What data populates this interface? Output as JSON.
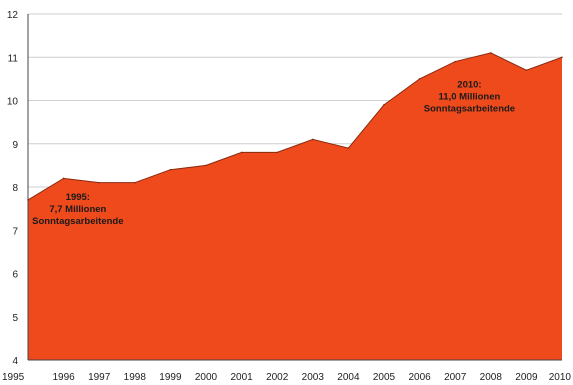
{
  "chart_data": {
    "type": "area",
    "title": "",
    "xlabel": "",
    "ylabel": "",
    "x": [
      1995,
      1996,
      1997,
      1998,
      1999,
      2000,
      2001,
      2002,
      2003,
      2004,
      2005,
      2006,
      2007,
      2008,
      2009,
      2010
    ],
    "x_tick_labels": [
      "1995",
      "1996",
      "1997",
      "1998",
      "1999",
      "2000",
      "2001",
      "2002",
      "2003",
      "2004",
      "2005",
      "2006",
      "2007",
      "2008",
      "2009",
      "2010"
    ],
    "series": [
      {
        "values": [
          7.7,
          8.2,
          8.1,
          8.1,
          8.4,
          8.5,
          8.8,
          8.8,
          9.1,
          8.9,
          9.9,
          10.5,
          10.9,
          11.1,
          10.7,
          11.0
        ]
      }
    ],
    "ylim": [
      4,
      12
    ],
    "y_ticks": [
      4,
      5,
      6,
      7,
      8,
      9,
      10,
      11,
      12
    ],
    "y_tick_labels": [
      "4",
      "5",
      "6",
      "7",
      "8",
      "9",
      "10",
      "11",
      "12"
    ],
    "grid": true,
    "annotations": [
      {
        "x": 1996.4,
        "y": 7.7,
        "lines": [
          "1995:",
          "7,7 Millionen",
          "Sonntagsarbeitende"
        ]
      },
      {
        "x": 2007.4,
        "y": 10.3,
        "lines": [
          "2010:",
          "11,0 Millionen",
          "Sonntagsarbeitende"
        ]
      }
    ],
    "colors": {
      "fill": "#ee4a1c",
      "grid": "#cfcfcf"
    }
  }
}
...
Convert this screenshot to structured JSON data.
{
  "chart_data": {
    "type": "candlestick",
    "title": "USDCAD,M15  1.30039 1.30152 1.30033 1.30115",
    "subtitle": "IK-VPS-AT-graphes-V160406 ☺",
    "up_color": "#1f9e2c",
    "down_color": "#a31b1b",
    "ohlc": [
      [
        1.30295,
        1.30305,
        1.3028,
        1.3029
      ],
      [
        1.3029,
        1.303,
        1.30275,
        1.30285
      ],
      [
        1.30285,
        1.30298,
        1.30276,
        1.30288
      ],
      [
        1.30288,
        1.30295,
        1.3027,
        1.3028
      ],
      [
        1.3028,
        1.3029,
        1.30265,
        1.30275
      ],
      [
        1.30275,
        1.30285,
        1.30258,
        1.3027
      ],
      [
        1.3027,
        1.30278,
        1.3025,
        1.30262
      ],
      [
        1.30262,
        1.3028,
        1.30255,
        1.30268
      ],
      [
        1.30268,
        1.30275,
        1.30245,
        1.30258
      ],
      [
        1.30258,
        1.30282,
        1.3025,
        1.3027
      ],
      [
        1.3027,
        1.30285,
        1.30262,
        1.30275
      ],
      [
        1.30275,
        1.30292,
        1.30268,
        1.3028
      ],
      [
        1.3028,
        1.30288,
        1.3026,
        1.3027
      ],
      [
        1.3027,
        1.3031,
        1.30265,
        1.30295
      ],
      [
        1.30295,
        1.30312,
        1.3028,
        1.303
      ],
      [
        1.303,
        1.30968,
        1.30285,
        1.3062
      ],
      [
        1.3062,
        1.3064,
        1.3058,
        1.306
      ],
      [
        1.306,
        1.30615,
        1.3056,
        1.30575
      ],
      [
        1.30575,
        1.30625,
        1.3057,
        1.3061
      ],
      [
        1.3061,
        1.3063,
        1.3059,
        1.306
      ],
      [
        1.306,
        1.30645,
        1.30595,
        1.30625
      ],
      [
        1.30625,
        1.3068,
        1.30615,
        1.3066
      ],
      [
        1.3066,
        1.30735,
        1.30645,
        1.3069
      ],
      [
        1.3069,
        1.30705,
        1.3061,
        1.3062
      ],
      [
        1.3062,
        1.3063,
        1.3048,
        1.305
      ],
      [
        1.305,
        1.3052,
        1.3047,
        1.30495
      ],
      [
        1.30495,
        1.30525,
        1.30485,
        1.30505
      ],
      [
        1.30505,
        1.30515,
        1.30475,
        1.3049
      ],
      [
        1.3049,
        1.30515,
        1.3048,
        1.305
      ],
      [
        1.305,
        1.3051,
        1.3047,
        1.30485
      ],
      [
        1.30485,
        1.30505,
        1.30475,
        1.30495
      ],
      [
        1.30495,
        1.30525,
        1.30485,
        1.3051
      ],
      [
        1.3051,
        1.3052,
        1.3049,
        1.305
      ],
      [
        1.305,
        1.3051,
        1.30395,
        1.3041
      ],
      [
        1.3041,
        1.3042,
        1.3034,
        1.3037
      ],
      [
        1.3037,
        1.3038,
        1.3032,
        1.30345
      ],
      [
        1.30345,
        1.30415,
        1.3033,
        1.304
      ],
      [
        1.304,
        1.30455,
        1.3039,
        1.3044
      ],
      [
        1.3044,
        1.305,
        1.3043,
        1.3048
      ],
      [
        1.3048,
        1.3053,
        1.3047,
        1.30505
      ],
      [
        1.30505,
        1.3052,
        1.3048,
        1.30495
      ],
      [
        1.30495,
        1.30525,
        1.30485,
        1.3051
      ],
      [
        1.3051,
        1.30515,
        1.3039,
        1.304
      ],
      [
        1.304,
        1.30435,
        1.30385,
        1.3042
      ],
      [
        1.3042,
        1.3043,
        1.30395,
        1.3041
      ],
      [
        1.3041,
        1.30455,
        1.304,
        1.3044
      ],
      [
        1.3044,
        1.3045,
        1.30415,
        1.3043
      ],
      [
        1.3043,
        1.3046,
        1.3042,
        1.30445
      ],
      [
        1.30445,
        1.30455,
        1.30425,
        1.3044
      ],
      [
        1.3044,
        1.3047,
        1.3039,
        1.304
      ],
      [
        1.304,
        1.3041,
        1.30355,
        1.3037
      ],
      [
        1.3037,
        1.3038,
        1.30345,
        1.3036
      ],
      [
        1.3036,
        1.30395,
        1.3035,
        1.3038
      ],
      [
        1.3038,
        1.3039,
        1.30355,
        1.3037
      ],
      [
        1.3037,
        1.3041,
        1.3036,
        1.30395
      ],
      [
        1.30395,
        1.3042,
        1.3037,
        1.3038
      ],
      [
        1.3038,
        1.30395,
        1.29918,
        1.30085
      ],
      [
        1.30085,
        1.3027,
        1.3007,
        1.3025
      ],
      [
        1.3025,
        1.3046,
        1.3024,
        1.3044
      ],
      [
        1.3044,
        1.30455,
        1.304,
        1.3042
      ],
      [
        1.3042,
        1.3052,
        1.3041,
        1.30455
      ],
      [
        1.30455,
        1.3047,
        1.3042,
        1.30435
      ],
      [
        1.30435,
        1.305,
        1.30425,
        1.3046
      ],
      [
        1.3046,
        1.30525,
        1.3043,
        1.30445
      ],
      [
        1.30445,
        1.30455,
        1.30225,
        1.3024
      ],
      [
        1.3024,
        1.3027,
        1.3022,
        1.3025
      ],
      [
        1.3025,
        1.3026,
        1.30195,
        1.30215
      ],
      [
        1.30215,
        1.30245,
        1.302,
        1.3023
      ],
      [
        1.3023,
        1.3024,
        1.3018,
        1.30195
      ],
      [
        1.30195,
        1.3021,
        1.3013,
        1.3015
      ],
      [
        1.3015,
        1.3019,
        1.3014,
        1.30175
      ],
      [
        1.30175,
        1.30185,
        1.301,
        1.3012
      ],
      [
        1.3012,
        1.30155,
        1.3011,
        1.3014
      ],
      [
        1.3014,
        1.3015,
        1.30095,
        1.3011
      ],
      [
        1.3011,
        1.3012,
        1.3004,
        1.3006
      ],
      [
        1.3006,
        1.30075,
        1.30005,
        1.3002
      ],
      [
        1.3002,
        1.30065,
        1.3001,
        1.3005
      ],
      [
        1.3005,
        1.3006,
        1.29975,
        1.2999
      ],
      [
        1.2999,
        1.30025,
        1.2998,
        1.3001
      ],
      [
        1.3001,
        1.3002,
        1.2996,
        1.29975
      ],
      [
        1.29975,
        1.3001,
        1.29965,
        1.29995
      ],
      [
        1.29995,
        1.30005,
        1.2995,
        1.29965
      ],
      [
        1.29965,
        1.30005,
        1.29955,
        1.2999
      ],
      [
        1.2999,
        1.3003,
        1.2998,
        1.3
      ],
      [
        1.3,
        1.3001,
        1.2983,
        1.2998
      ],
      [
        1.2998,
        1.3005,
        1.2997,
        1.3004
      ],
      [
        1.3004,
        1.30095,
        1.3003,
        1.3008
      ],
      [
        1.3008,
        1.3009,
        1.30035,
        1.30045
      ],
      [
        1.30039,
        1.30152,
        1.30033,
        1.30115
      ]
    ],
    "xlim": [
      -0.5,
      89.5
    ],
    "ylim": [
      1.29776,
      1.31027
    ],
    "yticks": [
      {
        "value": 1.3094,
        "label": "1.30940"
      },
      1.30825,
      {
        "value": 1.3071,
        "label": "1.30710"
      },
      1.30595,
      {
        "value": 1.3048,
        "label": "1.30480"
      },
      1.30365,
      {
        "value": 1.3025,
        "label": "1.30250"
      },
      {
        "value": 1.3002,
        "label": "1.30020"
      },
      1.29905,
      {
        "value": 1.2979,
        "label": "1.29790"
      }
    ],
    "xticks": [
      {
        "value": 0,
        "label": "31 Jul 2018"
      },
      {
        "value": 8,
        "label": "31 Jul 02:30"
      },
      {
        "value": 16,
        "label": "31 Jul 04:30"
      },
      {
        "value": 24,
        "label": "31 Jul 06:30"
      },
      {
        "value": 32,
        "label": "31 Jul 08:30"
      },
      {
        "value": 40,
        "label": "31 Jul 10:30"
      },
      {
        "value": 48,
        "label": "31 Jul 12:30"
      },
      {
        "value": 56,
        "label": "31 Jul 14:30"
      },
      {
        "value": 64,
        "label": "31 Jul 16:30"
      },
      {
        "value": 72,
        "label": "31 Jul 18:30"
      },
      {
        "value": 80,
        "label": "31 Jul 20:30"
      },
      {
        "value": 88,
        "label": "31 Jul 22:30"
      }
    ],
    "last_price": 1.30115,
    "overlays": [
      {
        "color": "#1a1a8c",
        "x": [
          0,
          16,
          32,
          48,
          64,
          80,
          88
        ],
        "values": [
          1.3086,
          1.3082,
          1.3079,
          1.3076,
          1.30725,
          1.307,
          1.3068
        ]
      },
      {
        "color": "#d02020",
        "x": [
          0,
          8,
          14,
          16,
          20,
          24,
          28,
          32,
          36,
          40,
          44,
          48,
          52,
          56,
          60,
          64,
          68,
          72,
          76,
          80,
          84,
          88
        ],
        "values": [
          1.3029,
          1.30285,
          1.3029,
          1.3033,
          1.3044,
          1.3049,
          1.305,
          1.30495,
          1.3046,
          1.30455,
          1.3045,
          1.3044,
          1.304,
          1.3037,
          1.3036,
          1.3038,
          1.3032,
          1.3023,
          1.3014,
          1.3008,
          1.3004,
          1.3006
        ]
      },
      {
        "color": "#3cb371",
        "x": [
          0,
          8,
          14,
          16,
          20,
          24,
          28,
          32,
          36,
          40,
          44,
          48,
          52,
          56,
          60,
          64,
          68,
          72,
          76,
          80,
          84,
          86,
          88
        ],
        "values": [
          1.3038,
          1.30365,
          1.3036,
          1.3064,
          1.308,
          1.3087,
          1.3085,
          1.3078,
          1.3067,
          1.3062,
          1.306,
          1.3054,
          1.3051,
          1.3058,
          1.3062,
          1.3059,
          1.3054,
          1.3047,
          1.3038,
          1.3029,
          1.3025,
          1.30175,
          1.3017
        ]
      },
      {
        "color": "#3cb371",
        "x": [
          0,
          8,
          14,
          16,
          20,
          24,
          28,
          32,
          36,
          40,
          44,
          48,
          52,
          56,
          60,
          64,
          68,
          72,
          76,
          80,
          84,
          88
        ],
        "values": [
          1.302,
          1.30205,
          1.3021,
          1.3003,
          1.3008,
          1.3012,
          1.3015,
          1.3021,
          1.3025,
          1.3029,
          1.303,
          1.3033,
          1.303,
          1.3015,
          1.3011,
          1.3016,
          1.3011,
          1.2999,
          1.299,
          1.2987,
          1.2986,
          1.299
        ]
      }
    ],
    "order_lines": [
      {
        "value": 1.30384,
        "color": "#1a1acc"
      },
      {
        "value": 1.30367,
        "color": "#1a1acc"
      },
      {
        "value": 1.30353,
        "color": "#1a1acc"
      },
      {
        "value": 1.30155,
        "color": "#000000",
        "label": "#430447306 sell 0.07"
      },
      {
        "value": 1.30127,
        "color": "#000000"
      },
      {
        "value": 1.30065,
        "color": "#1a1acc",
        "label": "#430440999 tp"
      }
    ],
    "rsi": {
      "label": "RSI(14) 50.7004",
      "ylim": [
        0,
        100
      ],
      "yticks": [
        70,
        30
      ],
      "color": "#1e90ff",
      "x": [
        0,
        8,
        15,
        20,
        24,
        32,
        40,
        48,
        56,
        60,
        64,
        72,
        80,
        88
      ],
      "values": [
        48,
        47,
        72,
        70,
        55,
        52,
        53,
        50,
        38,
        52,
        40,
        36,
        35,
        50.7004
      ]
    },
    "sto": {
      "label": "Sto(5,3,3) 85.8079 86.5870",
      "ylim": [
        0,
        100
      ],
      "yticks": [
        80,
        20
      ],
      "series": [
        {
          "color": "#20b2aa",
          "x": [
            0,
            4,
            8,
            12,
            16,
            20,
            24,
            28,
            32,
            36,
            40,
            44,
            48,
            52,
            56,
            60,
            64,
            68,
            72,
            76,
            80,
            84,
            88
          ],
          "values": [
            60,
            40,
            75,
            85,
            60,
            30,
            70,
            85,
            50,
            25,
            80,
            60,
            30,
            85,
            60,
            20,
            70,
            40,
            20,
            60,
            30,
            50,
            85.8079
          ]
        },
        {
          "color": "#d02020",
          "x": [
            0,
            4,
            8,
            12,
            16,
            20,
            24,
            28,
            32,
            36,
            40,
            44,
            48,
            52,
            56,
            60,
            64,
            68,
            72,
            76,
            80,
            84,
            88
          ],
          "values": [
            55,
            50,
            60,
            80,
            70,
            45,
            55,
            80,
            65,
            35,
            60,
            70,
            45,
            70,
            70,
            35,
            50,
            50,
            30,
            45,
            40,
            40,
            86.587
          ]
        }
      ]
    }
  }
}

Given task: Count the lines of these entries that hold the string "this", and give only that number.

Exercise result: 2